STATED TASK ▸
Tally the lines in the records underneath that contain the string "Rusiją", and state the figure by itself.

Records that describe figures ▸
------------
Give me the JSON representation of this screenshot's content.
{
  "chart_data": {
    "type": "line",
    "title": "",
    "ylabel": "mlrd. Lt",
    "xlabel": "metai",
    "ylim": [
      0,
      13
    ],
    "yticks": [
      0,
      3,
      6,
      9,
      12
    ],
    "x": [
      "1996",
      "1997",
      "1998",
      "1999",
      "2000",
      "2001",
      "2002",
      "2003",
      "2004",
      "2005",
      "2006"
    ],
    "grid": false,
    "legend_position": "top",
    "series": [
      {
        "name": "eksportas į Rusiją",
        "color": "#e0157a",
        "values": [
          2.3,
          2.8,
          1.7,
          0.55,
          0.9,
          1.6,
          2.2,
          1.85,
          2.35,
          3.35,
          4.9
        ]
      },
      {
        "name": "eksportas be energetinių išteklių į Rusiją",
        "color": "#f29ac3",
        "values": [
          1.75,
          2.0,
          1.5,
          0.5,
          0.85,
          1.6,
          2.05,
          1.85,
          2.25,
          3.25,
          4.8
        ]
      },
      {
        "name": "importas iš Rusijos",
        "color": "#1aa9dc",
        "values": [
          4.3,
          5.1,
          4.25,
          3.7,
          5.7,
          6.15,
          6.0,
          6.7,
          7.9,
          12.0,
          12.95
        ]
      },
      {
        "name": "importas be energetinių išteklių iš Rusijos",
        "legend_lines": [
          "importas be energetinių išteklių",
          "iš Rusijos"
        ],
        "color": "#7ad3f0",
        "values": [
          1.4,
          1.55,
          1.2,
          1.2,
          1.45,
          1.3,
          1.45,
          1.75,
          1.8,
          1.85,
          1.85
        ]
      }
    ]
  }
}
------------
RESPONSE TO THE EXERCISE ▸
2